» **EXTRACTED ENTRIES**
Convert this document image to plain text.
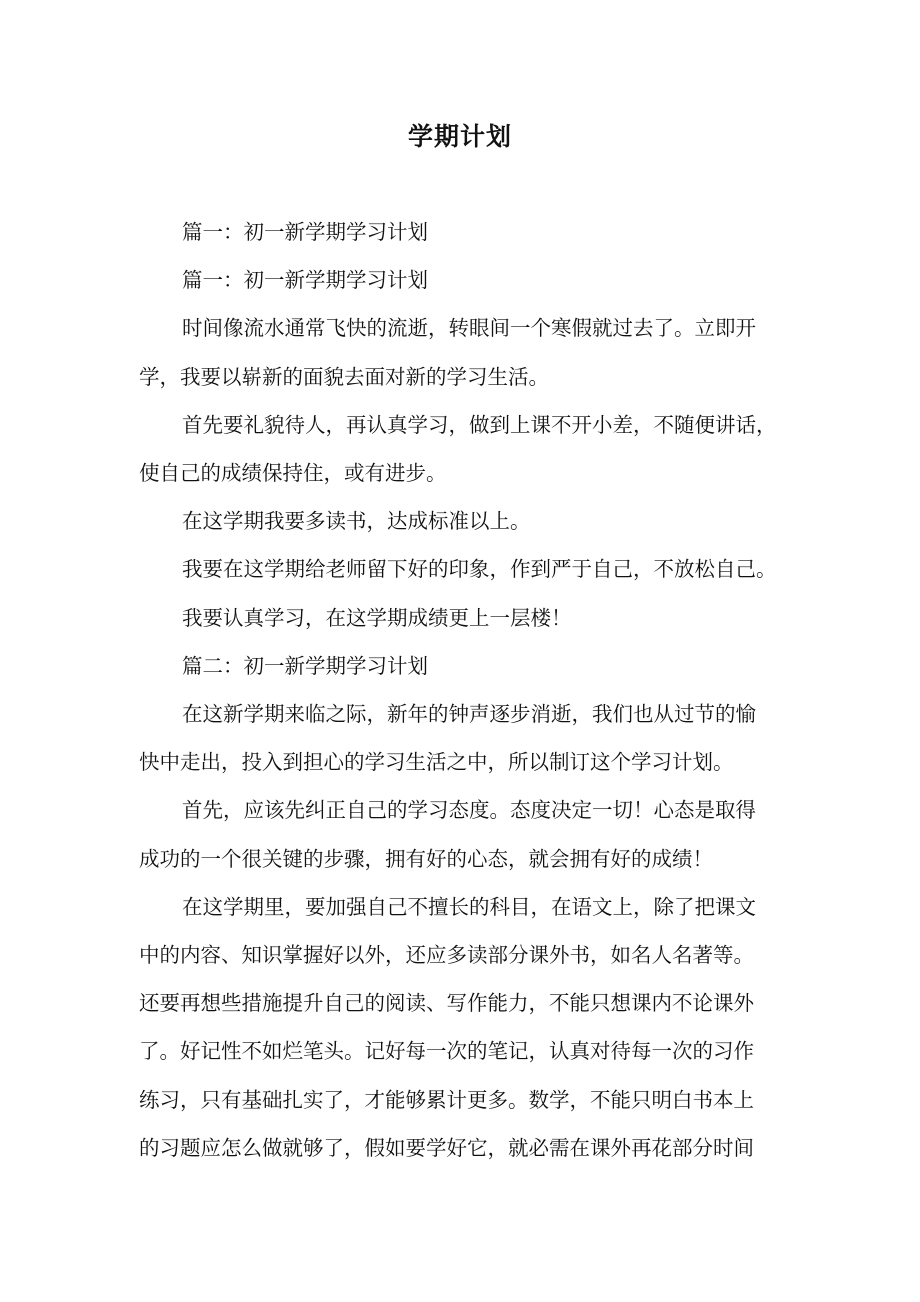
学期计划

篇一：初一新学期学习计划

篇一：初一新学期学习计划

时间像流水通常飞快的流逝，转眼间一个寒假就过去了。立即开
学，我要以崭新的面貌去面对新的学习生活。

首先要礼貌待人，再认真学习，做到上课不开小差，不随便讲话，
使自己的成绩保持住，或有进步。

在这学期我要多读书，达成标准以上。

我要在这学期给老师留下好的印象，作到严于自己，不放松自己。

我要认真学习，在这学期成绩更上一层楼！

篇二：初一新学期学习计划

在这新学期来临之际，新年的钟声逐步消逝，我们也从过节的愉
快中走出，投入到担心的学习生活之中，所以制订这个学习计划。

首先，应该先纠正自己的学习态度。态度决定一切！心态是取得
成功的一个很关键的步骤，拥有好的心态，就会拥有好的成绩！

在这学期里，要加强自己不擅长的科目，在语文上，除了把课文
中的内容、知识掌握好以外，还应多读部分课外书，如名人名著等。
还要再想些措施提升自己的阅读、写作能力，不能只想课内不论课外
了。好记性不如烂笔头。记好每一次的笔记，认真对待每一次的习作
练习，只有基础扎实了，才能够累计更多。数学，不能只明白书本上
的习题应怎么做就够了，假如要学好它，就必需在课外再花部分时间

» **WHAT IS REQUIRED**
Pictures are to be left out; repeat all the remaining data exactly.

» **FULL RESPONSE**
Convert this document image to plain text.
学期计划

篇一：初一新学期学习计划

篇一：初一新学期学习计划

时间像流水通常飞快的流逝，转眼间一个寒假就过去了。立即开
学，我要以崭新的面貌去面对新的学习生活。

首先要礼貌待人，再认真学习，做到上课不开小差，不随便讲话，
使自己的成绩保持住，或有进步。

在这学期我要多读书，达成标准以上。

我要在这学期给老师留下好的印象，作到严于自己，不放松自己。

我要认真学习，在这学期成绩更上一层楼！

篇二：初一新学期学习计划

在这新学期来临之际，新年的钟声逐步消逝，我们也从过节的愉
快中走出，投入到担心的学习生活之中，所以制订这个学习计划。

首先，应该先纠正自己的学习态度。态度决定一切！心态是取得
成功的一个很关键的步骤，拥有好的心态，就会拥有好的成绩！

在这学期里，要加强自己不擅长的科目，在语文上，除了把课文
中的内容、知识掌握好以外，还应多读部分课外书，如名人名著等。
还要再想些措施提升自己的阅读、写作能力，不能只想课内不论课外
了。好记性不如烂笔头。记好每一次的笔记，认真对待每一次的习作
练习，只有基础扎实了，才能够累计更多。数学，不能只明白书本上
的习题应怎么做就够了，假如要学好它，就必需在课外再花部分时间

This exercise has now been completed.